Using the records that follow, copy every line containing the word "表现为紫".

####

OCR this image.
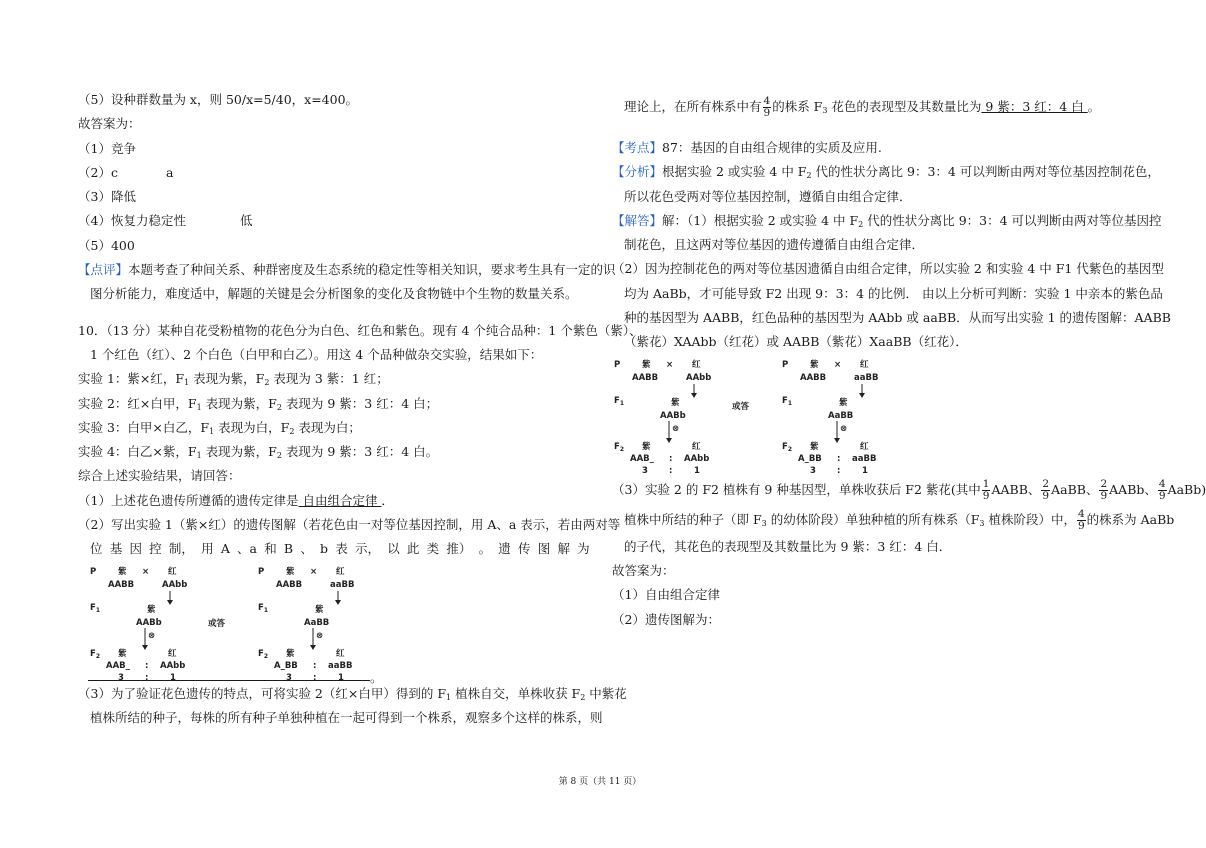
（5）设种群数量为 x，则 50/x=5/40，x=400。
故答案为：
（1）竞争
（2）c	a
（3）降低
（4）恢复力稳定性	低
（5）400
【点评】本题考查了种间关系、种群密度及生态系统的稳定性等相关知识，要求考生具有一定的识
图分析能力，难度适中，解题的关键是会分析图象的变化及食物链中个生物的数量关系。
10．（13 分）某种自花受粉植物的花色分为白色、红色和紫色。现有 4 个纯合品种：1 个紫色（紫）、
1 个红色（红）、2 个白色（白甲和白乙）。用这 4 个品种做杂交实验，结果如下：
实验 1：紫×红，$F_1$ 表现为紫，$F_2$ 表现为 3 紫：1 红；
实验 2：红×白甲，$F_1$ 表现为紫，$F_2$ 表现为 9 紫：3 红：4 白；
实验 3：白甲×白乙，$F_1$ 表现为白，$F_2$ 表现为白；
实验 4：白乙×紫，$F_1$ 表现为紫，$F_2$ 表现为 9 紫：3 红：4 白。
综合上述实验结果，请回答：
（1）上述花色遗传所遵循的遗传定律是 自由组合定律 ．
（2）写出实验 1（紫×红）的遗传图解（若花色由一对等位基因控制，用 A、a 表示，若由两对等
位 基 因 控 制， 用 A 、a 和 B 、 b 表 示， 以 此 类 推） 。 遗 传 图 解 为
P	紫 × 红
AABB	AAbb
$F_1$	紫
AABb
⊗
$F_2$ 紫	红
AAB_ : AAbb
3 :	1
或答
P	紫 × 红
AABB	aaBB
$F_1$	紫
AaBB
⊗
$F_2$ 紫	红
A_BB : aaBB
3 :	1 。
（3）为了验证花色遗传的特点，可将实验 2（红×白甲）得到的 $F_1$ 植株自交，单株收获 $F_2$ 中紫花
植株所结的种子，每株的所有种子单独种植在一起可得到一个株系，观察多个这样的株系，则
理论上，在所有株系中有 $\frac{4}{9}$ 的株系 $F_3$ 花色的表现型及其数量比为 9 紫：3 红：4 白 。
【考点】87：基因的自由组合规律的实质及应用.
【分析】根据实验 2 或实验 4 中 $F_2$ 代的性状分离比 9：3：4 可以判断由两对等位基因控制花色，
所以花色受两对等位基因控制，遵循自由组合定律．
【解答】解：（1）根据实验 2 或实验 4 中 $F_2$ 代的性状分离比 9：3：4 可以判断由两对等位基因控
制花色，且这两对等位基因的遗传遵循自由组合定律．
（2）因为控制花色的两对等位基因遗循自由组合定律，所以实验 2 和实验 4 中 F1 代紫色的基因型
均为 AaBb，才可能导致 F2 出现 9：3：4 的比例． 由以上分析可判断：实验 1 中亲本的紫色品
种的基因型为 AABB，红色品种的基因型为 AAbb 或 aaBB．从而写出实验 1 的遗传图解：AABB
（紫花）XAAbb（红花）或 AABB（紫花）XaaBB（红花）．
P	紫 × 红
AABB	AAbb
$F_1$	紫
AABb
⊗
$F_2$ 紫	红
AAB_ : AAbb
3 :	1
或答
P	紫 × 红
AABB	aaBB
$F_1$	紫
AaBB
⊗
$F_2$ 紫	红
A_BB : aaBB
3 :	1
（3）实验 2 的 F2 植株有 9 种基因型，单株收获后 F2 紫花(其中 $\frac{1}{9}$ AABB、 $\frac{2}{9}$ AaBB、 $\frac{2}{9}$ AABb、 $\frac{4}{9}$ AaBb)
植株中所结的种子（即 $F_3$ 的幼体阶段）单独种植的所有株系（$F_3$ 植株阶段）中， $\frac{4}{9}$ 的株系为 AaBb
的子代，其花色的表现型及其数量比为 9 紫：3 红：4 白．
故答案为：
（1）自由组合定律
（2）遗传图解为：
第 8 页（共 11 页）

####

Answer below:
实验 1：紫×红，$F_1$ 表现为紫，$F_2$ 表现为 3 紫：1 红；
实验 2：红×白甲，$F_1$ 表现为紫，$F_2$ 表现为 9 紫：3 红：4 白；
实验 4：白乙×紫，$F_1$ 表现为紫，$F_2$ 表现为 9 紫：3 红：4 白。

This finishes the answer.